##### ENTRIES SHOWN #####

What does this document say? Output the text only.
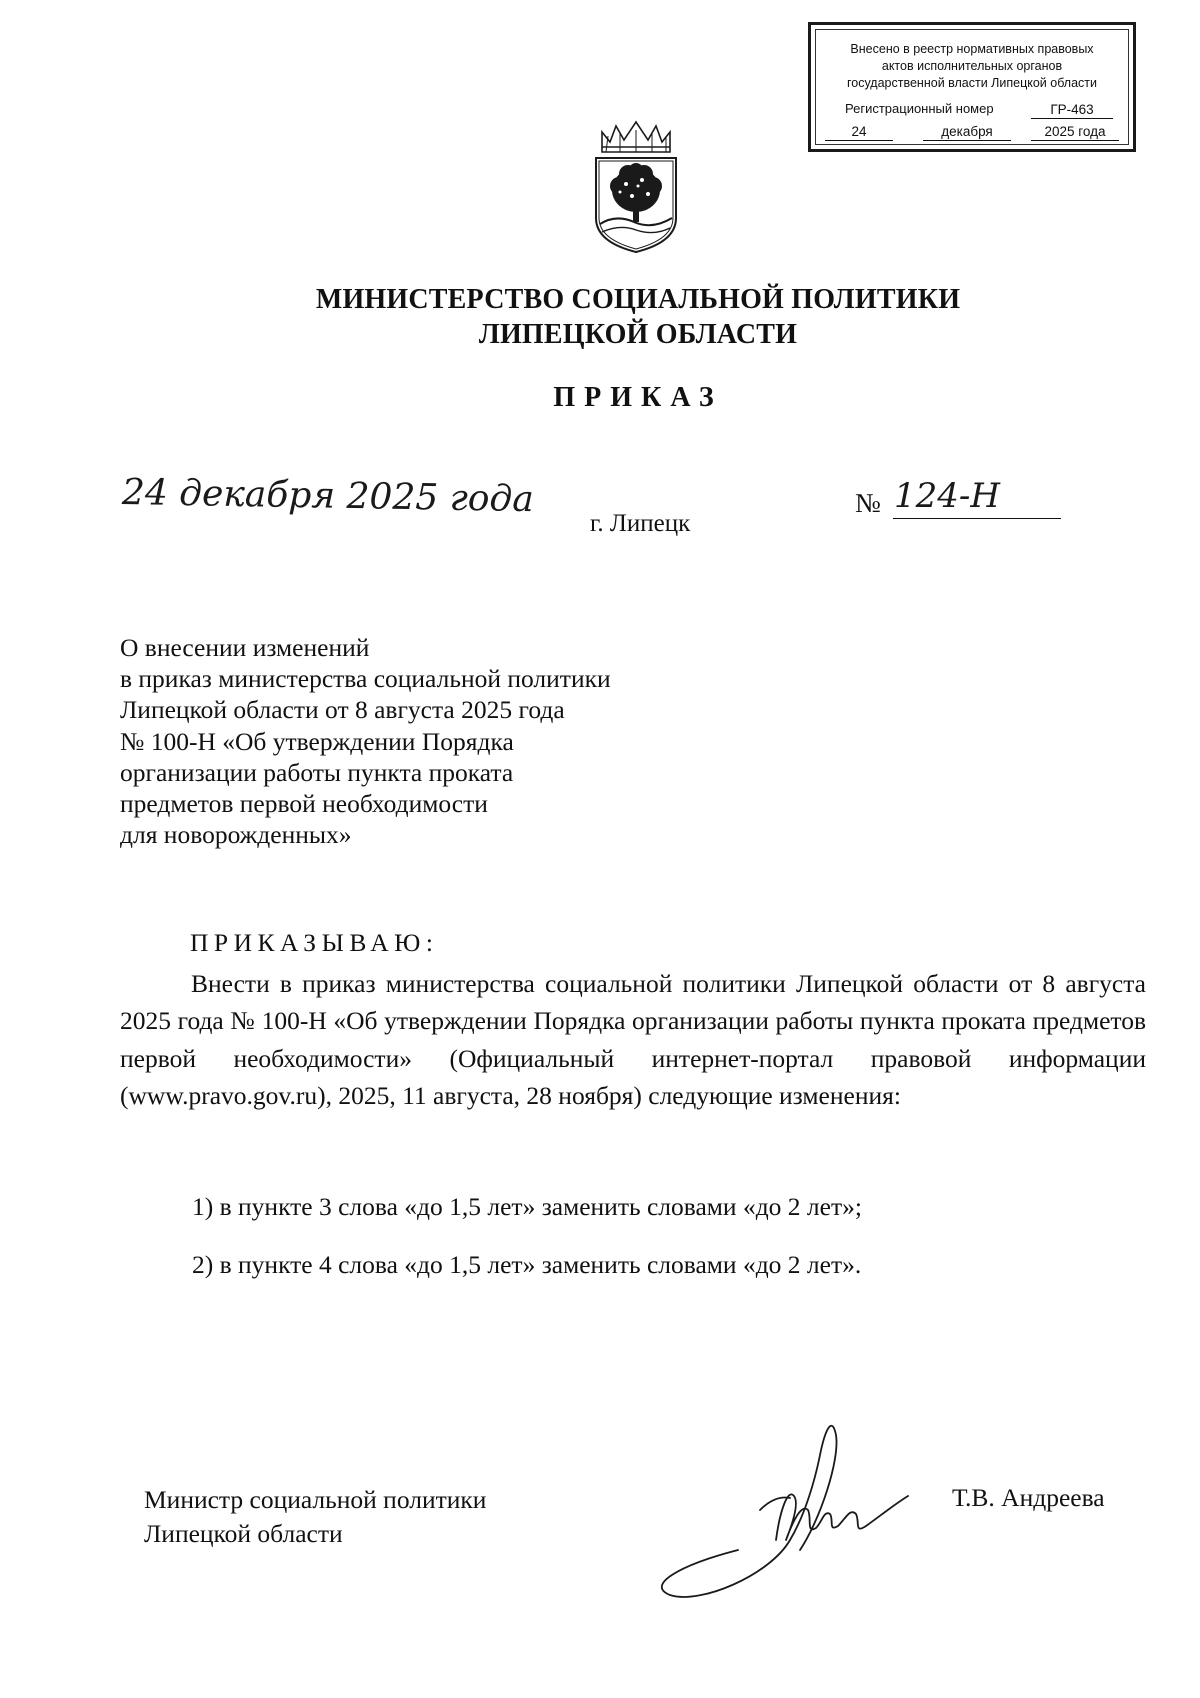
Внесено в реестр нормативных правовых
актов исполнительных органов
государственной власти Липецкой области
Регистрационный номер	ГР-463
24	декабря	2025 года
МИНИСТЕРСТВО СОЦИАЛЬНОЙ ПОЛИТИКИ
ЛИПЕЦКОЙ ОБЛАСТИ
ПРИКАЗ
24 декабря 2025 года
г. Липецк
№ 124-Н
О внесении изменений
в приказ министерства социальной политики
Липецкой области от 8 августа 2025 года
№ 100-Н «Об утверждении Порядка
организации работы пункта проката
предметов первой необходимости
для новорожденных»
ПРИКАЗЫВАЮ:
Внести в приказ министерства социальной политики Липецкой области от 8 августа 2025 года № 100-Н «Об утверждении Порядка организации работы пункта проката предметов первой необходимости» (Официальный интернет-портал правовой информации (www.pravo.gov.ru), 2025, 11 августа, 28 ноября) следующие изменения:
1) в пункте 3 слова «до 1,5 лет» заменить словами «до 2 лет»;
2) в пункте 4 слова «до 1,5 лет» заменить словами «до 2 лет».
Министр социальной политики
Липецкой области
Т.В. Андреева
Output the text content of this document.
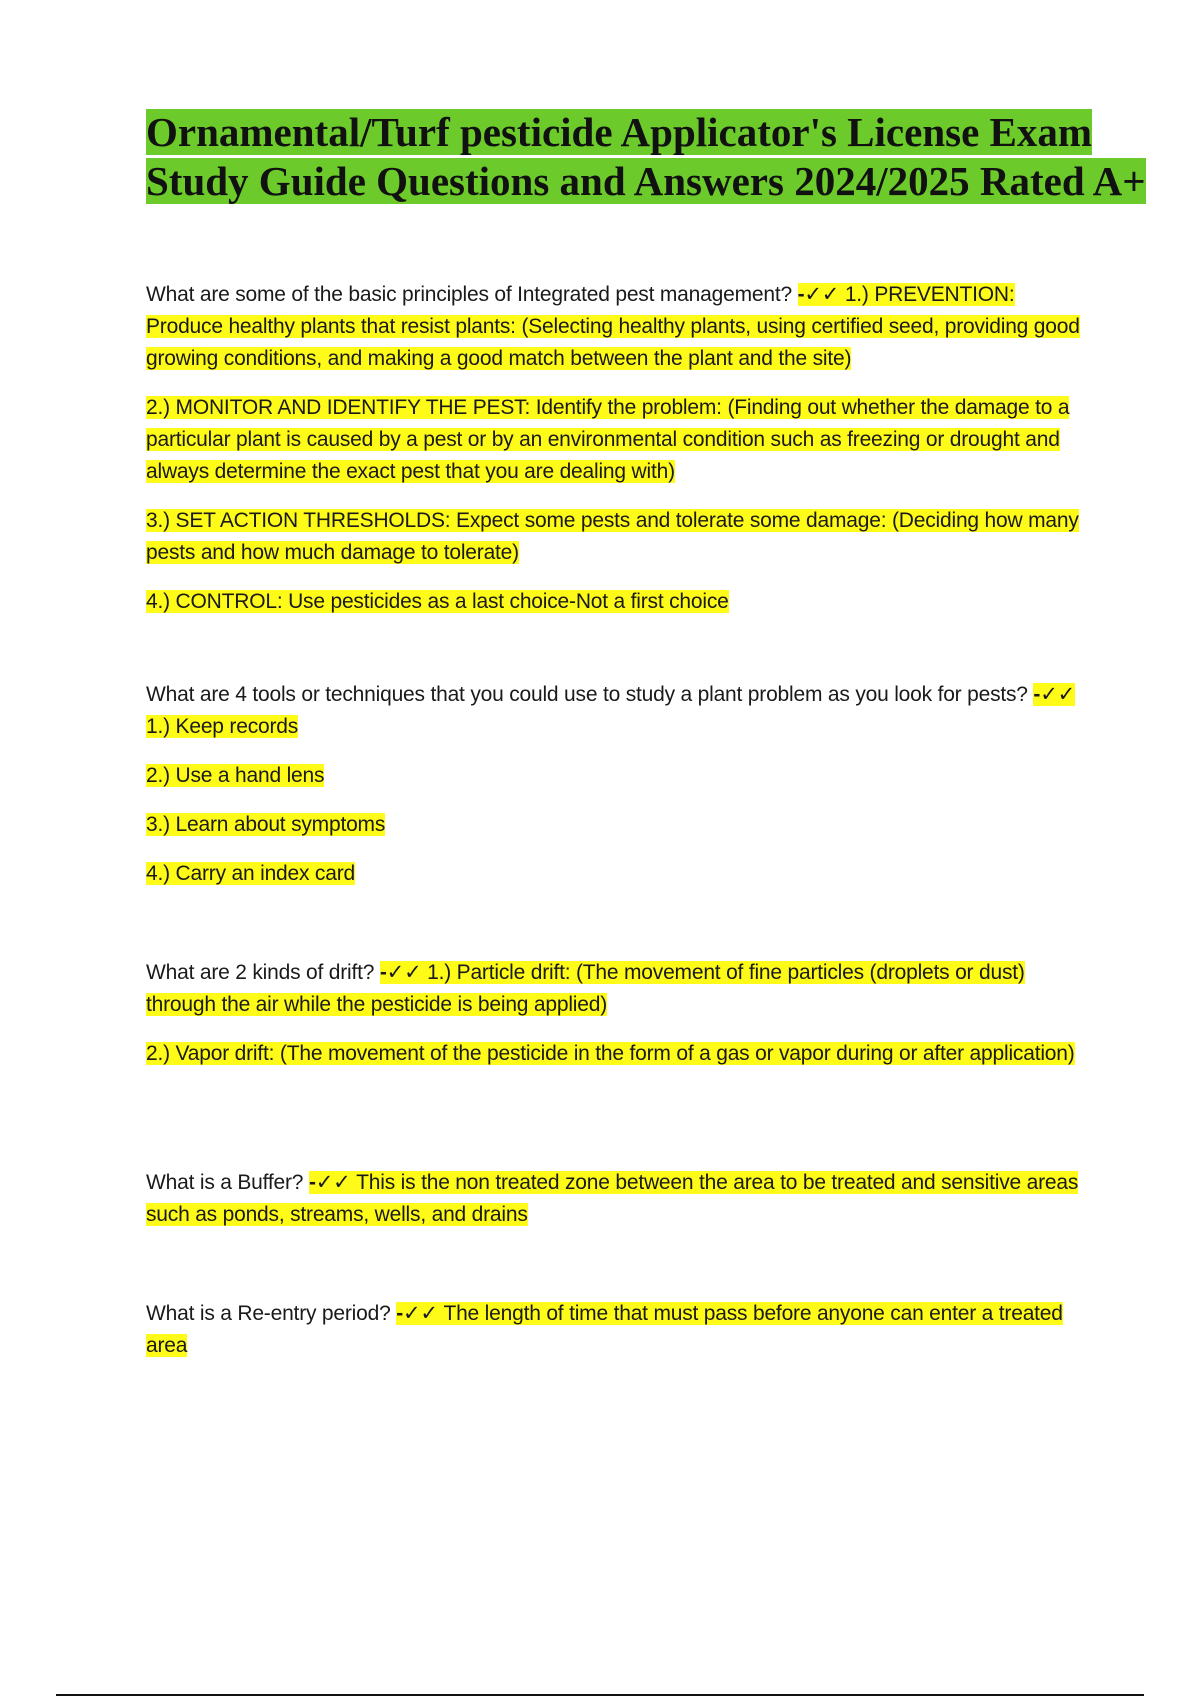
Ornamental/Turf pesticide Applicator's License Exam Study Guide Questions and Answers 2024/2025 Rated A+

What are some of the basic principles of Integrated pest management? -✓✓ 1.) PREVENTION: Produce healthy plants that resist plants: (Selecting healthy plants, using certified seed, providing good growing conditions, and making a good match between the plant and the site)

2.) MONITOR AND IDENTIFY THE PEST: Identify the problem: (Finding out whether the damage to a particular plant is caused by a pest or by an environmental condition such as freezing or drought and always determine the exact pest that you are dealing with)

3.) SET ACTION THRESHOLDS: Expect some pests and tolerate some damage: (Deciding how many pests and how much damage to tolerate)

4.) CONTROL: Use pesticides as a last choice-Not a first choice

What are 4 tools or techniques that you could use to study a plant problem as you look for pests? -✓✓ 1.) Keep records

2.) Use a hand lens

3.) Learn about symptoms

4.) Carry an index card

What are 2 kinds of drift? -✓✓ 1.) Particle drift: (The movement of fine particles (droplets or dust) through the air while the pesticide is being applied)

2.) Vapor drift: (The movement of the pesticide in the form of a gas or vapor during or after application)

What is a Buffer? -✓✓ This is the non treated zone between the area to be treated and sensitive areas such as ponds, streams, wells, and drains

What is a Re-entry period? -✓✓ The length of time that must pass before anyone can enter a treated area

#####

### INSTRUCTIONS TO FOLLOW
Pull out each line of the listing that holds the string "drift".

### ANSWER IN FULL
What are 2 kinds of drift? -✓✓ 1.) Particle drift: (The movement of fine particles (droplets or dust) through the air while the pesticide is being applied)
2.) Vapor drift: (The movement of the pesticide in the form of a gas or vapor during or after application)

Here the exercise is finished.